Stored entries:
%%

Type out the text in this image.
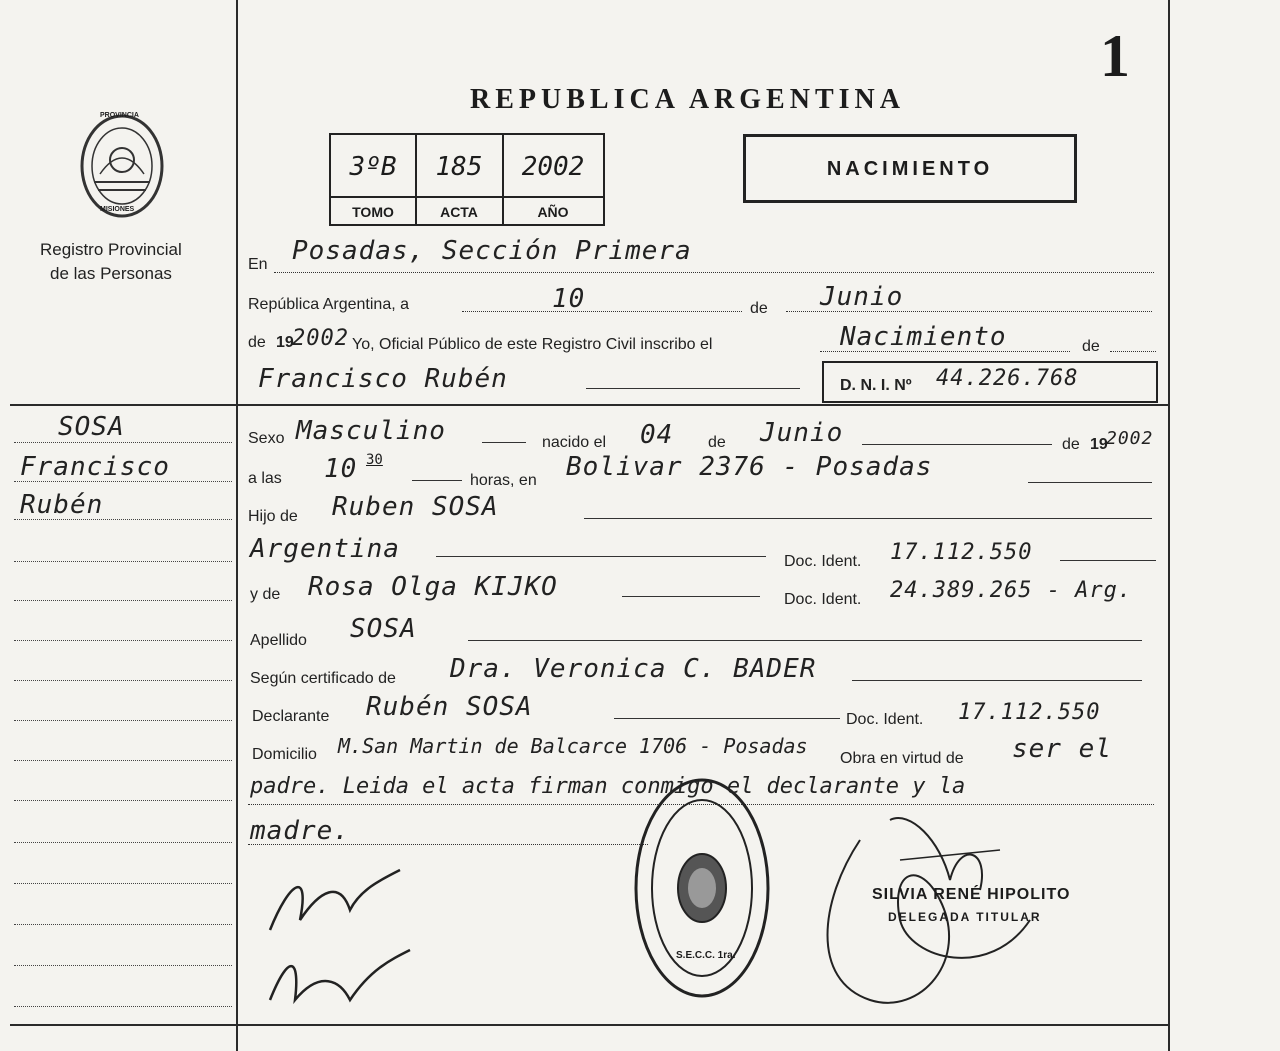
1
PROVINCIA
MISIONES
Registro Provincial
de las Personas
REPUBLICA ARGENTINA
3ºB	185	2002
TOMO	ACTA	AÑO
NACIMIENTO
SOSA
Francisco
Rubén
En Posadas, Sección Primera
República Argentina, a	10	de Junio
de 19
2002 Yo, Oficial Público de este Registro Civil inscribo el	Nacimiento	de
Francisco Rubén	D. N. I. Nº 44.226.768
Sexo Masculino	nacido el 04 de Junio	de 19
2002
a las 10 30
horas, en Bolivar 2376 - Posadas
Hijo de Ruben SOSA
Argentina	Doc. Ident. 17.112.550
y de Rosa Olga KIJKO	Doc. Ident. 24.389.265 - Arg.
Apellido SOSA
Según certificado de Dra. Veronica C. BADER
Declarante Rubén SOSA	Doc. Ident. 17.112.550
Domicilio M.San Martin de Balcarce 1706 - Posadas
Obra en virtud de ser el
padre. Leida el acta firman conmigo el declarante y la
madre.
S.E.C.C. 1ra.
SILVIA RENÉ HIPOLITO
DELEGADA TITULAR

%%

> _TASK DIRECTIONS_: Each line of the data is to be duplicated exactly; pictures stay out of the copy.

> _FINISHED ANSWER_:
Type out the text in this image.
1
PROVINCIA
MISIONES
Registro Provincial
de las Personas
REPUBLICA ARGENTINA
3ºB	185	2002
TOMO	ACTA	AÑO
NACIMIENTO
SOSA
Francisco
Rubén
En Posadas, Sección Primera
República Argentina, a	10	de Junio
de 19
2002 Yo, Oficial Público de este Registro Civil inscribo el	Nacimiento	de
Francisco Rubén	D. N. I. Nº 44.226.768
Sexo Masculino	nacido el 04 de Junio	de 19
2002
a las 10 30
horas, en Bolivar 2376 - Posadas
Hijo de Ruben SOSA
Argentina	Doc. Ident. 17.112.550
y de Rosa Olga KIJKO	Doc. Ident. 24.389.265 - Arg.
Apellido SOSA
Según certificado de Dra. Veronica C. BADER
Declarante Rubén SOSA	Doc. Ident. 17.112.550
Domicilio M.San Martin de Balcarce 1706 - Posadas
Obra en virtud de ser el
padre. Leida el acta firman conmigo el declarante y la
madre.
S.E.C.C. 1ra.
SILVIA RENÉ HIPOLITO
DELEGADA TITULAR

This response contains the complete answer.